_Dataset entries_:
** Start **

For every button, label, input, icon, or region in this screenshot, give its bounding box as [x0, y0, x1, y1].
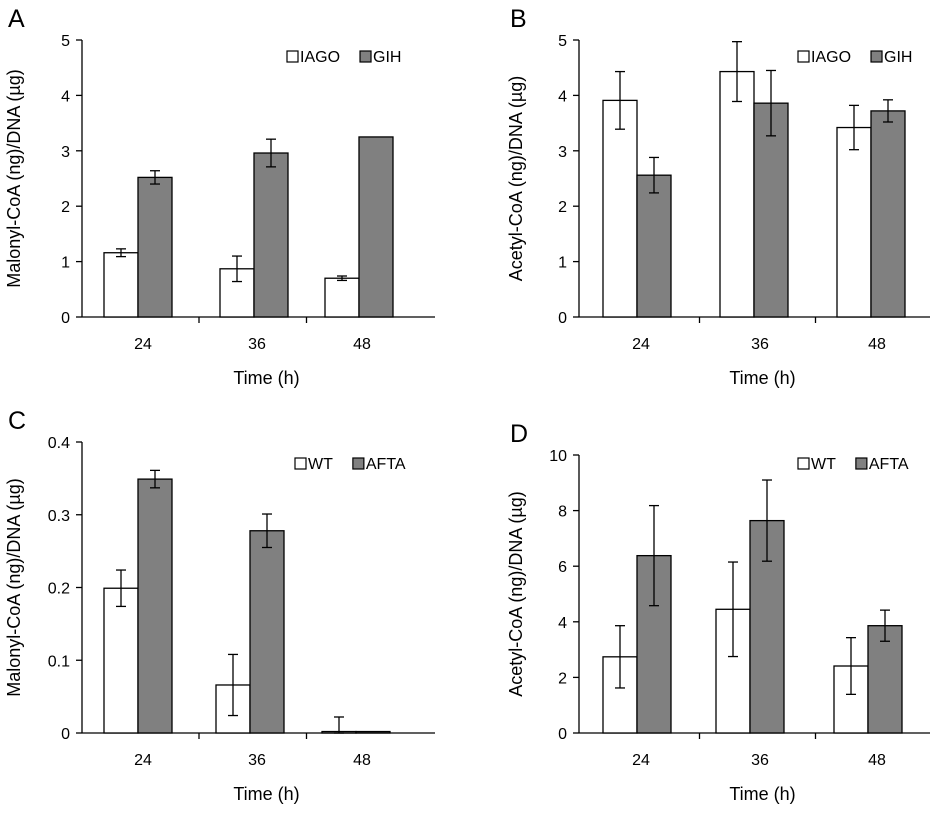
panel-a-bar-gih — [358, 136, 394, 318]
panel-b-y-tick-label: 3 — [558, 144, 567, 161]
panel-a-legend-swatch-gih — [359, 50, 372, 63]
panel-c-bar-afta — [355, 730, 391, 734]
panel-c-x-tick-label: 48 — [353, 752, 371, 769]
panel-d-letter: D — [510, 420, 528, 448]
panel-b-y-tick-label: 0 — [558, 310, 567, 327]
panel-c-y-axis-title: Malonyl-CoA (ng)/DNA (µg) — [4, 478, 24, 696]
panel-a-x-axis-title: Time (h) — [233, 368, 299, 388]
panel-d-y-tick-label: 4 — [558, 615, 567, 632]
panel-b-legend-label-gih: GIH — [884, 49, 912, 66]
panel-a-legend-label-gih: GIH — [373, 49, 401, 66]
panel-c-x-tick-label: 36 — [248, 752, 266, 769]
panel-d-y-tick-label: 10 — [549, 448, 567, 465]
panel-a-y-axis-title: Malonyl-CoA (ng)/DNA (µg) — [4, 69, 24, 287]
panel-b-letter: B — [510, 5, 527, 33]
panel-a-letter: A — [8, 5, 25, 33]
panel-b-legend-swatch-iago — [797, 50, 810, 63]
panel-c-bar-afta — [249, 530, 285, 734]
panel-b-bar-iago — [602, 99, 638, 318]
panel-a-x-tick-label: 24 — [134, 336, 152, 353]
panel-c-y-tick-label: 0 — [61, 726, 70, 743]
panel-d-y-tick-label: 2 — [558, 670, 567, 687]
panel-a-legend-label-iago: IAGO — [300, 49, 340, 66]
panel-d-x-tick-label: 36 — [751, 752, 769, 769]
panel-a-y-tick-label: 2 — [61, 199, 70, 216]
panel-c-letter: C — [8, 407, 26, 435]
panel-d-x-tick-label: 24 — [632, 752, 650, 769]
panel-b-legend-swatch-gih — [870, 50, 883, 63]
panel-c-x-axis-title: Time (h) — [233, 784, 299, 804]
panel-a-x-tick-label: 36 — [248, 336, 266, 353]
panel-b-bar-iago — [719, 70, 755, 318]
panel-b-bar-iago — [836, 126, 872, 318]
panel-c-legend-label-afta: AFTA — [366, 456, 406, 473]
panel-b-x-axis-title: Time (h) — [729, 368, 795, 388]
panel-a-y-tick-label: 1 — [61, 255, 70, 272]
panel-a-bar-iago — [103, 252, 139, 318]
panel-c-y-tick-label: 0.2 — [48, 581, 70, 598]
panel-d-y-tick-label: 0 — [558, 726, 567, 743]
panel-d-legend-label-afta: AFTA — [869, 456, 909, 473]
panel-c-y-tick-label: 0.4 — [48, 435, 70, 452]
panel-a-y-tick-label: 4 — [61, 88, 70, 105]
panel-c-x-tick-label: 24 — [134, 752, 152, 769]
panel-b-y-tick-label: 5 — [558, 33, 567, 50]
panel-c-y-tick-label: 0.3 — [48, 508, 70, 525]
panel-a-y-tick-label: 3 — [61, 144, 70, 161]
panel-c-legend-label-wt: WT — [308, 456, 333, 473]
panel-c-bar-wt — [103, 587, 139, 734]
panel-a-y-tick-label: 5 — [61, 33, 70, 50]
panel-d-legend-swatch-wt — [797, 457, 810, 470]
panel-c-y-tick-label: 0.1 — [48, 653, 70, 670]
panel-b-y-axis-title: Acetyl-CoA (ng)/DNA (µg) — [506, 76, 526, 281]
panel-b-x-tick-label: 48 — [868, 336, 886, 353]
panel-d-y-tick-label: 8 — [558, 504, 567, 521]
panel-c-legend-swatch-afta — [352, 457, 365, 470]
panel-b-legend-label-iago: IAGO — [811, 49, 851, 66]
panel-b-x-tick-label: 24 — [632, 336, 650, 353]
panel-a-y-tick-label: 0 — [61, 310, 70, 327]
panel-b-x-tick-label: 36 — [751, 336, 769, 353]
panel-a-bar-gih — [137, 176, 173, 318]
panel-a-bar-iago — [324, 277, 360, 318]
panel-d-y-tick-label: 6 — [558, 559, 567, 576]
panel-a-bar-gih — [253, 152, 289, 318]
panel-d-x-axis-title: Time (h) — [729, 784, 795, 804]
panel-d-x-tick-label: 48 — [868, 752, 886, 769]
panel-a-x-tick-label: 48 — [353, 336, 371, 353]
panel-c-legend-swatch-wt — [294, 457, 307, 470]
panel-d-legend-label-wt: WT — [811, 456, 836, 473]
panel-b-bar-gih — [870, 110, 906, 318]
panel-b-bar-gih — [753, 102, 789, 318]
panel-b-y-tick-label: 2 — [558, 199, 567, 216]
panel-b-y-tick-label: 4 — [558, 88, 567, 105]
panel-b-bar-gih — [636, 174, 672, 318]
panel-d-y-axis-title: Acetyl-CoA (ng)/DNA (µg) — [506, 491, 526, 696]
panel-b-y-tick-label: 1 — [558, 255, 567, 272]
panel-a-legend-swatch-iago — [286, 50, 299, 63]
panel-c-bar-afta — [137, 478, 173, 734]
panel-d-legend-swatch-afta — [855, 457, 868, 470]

** End **
** Start **

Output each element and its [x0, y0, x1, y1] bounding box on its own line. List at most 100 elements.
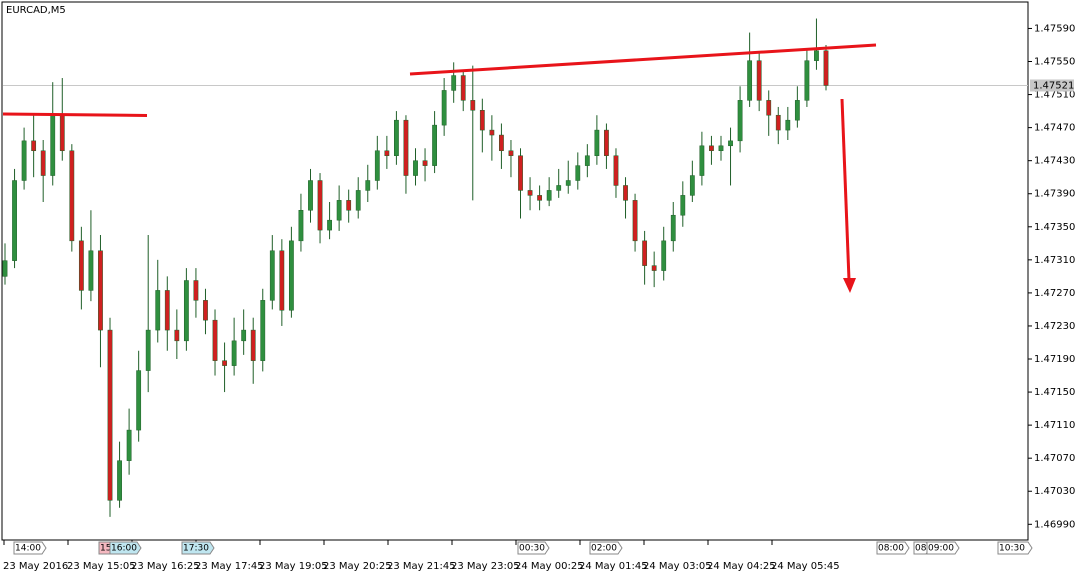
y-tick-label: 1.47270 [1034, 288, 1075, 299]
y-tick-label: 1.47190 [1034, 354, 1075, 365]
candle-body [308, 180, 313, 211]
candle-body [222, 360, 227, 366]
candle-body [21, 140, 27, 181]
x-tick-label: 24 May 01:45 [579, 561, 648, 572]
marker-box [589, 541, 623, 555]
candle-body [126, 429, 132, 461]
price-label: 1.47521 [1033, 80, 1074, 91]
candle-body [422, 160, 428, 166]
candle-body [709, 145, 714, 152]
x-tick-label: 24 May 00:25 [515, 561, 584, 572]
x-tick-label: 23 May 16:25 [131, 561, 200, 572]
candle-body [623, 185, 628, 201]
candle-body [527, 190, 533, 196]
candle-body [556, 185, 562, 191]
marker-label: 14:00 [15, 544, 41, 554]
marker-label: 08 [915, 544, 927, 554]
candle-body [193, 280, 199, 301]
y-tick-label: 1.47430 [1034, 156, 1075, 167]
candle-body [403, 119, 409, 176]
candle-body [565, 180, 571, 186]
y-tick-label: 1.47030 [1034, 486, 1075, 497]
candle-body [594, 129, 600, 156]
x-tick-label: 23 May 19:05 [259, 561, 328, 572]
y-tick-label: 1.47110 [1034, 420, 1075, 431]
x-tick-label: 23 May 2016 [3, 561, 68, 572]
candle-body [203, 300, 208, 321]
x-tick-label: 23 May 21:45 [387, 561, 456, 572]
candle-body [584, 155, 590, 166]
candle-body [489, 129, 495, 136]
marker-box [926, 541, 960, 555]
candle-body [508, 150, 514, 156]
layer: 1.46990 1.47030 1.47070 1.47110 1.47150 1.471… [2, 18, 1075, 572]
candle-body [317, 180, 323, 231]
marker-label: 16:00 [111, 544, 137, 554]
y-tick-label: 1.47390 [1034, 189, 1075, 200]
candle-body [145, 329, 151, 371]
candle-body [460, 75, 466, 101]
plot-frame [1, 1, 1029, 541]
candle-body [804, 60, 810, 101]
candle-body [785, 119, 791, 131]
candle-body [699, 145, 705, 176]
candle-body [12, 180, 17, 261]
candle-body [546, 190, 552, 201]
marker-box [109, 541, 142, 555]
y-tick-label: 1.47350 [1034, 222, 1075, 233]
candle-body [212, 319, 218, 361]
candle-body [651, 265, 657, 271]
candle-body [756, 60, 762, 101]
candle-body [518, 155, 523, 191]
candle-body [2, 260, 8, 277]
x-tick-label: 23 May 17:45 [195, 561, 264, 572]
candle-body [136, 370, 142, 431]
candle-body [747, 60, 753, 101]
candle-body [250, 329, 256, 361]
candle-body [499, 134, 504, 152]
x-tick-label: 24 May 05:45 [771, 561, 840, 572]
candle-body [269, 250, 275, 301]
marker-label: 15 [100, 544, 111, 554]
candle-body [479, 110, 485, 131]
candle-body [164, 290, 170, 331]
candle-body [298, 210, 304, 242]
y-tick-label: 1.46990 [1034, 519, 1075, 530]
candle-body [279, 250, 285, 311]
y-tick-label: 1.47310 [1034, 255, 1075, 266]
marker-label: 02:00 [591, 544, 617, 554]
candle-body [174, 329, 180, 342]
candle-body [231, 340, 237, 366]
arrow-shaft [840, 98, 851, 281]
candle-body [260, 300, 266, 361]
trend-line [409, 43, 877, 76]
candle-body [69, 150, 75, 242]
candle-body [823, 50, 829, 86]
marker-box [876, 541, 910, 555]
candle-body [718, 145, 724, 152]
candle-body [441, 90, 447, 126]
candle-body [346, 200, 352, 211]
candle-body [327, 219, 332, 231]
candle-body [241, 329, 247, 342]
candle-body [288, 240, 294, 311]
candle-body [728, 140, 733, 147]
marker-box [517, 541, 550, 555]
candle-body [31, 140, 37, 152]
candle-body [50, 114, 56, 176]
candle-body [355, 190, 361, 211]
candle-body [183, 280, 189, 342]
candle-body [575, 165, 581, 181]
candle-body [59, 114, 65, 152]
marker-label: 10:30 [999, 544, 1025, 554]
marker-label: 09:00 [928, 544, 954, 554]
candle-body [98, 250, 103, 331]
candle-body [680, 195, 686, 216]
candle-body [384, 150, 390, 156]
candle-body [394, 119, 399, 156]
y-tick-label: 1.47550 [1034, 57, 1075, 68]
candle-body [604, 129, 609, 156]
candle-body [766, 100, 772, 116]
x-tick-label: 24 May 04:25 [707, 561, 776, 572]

** End **

_Exercise requirements_:
How many lines in the items above contain the word "Time"? Reply with the number only.

_Task result_:
4